Data listing.
--------

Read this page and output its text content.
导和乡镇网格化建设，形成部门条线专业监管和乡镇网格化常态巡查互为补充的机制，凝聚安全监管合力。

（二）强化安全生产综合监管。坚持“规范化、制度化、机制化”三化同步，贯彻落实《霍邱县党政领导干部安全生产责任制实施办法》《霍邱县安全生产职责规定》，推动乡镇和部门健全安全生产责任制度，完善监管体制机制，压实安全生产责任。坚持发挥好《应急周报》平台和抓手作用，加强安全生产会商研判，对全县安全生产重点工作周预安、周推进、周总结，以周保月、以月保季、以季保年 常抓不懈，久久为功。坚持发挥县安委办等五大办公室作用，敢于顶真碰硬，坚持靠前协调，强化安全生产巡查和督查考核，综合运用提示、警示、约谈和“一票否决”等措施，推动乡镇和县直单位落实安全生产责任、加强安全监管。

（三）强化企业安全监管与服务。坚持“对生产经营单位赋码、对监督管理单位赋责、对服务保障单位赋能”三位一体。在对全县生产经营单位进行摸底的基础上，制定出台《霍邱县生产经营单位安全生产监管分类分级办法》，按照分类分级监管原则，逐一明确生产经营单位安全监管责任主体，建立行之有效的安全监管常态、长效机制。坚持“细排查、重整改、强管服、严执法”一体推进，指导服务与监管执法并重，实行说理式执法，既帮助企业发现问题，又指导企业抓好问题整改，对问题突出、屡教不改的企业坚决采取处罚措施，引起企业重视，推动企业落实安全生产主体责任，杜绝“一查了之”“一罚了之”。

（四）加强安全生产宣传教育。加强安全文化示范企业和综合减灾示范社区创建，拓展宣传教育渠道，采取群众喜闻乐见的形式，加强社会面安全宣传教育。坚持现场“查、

--------

What you should do.
Reproduce every record above exactly as it appears.

Task answer.
Read this page and output its text content.
导和乡镇网格化建设，形成部门条线专业监管和乡镇网格化常态巡查互为补充的机制，凝聚安全监管合力。

（二）强化安全生产综合监管。坚持“规范化、制度化、机制化”三化同步，贯彻落实《霍邱县党政领导干部安全生产责任制实施办法》《霍邱县安全生产职责规定》，推动乡镇和部门健全安全生产责任制度，完善监管体制机制，压实安全生产责任。坚持发挥好《应急周报》平台和抓手作用，加强安全生产会商研判，对全县安全生产重点工作周预安、周推进、周总结，以周保月、以月保季、以季保年 常抓不懈，久久为功。坚持发挥县安委办等五大办公室作用，敢于顶真碰硬，坚持靠前协调，强化安全生产巡查和督查考核，综合运用提示、警示、约谈和“一票否决”等措施，推动乡镇和县直单位落实安全生产责任、加强安全监管。

（三）强化企业安全监管与服务。坚持“对生产经营单位赋码、对监督管理单位赋责、对服务保障单位赋能”三位一体。在对全县生产经营单位进行摸底的基础上，制定出台《霍邱县生产经营单位安全生产监管分类分级办法》，按照分类分级监管原则，逐一明确生产经营单位安全监管责任主体，建立行之有效的安全监管常态、长效机制。坚持“细排查、重整改、强管服、严执法”一体推进，指导服务与监管执法并重，实行说理式执法，既帮助企业发现问题，又指导企业抓好问题整改，对问题突出、屡教不改的企业坚决采取处罚措施，引起企业重视，推动企业落实安全生产主体责任，杜绝“一查了之”“一罚了之”。

（四）加强安全生产宣传教育。加强安全文化示范企业和综合减灾示范社区创建，拓展宣传教育渠道，采取群众喜闻乐见的形式，加强社会面安全宣传教育。坚持现场“查、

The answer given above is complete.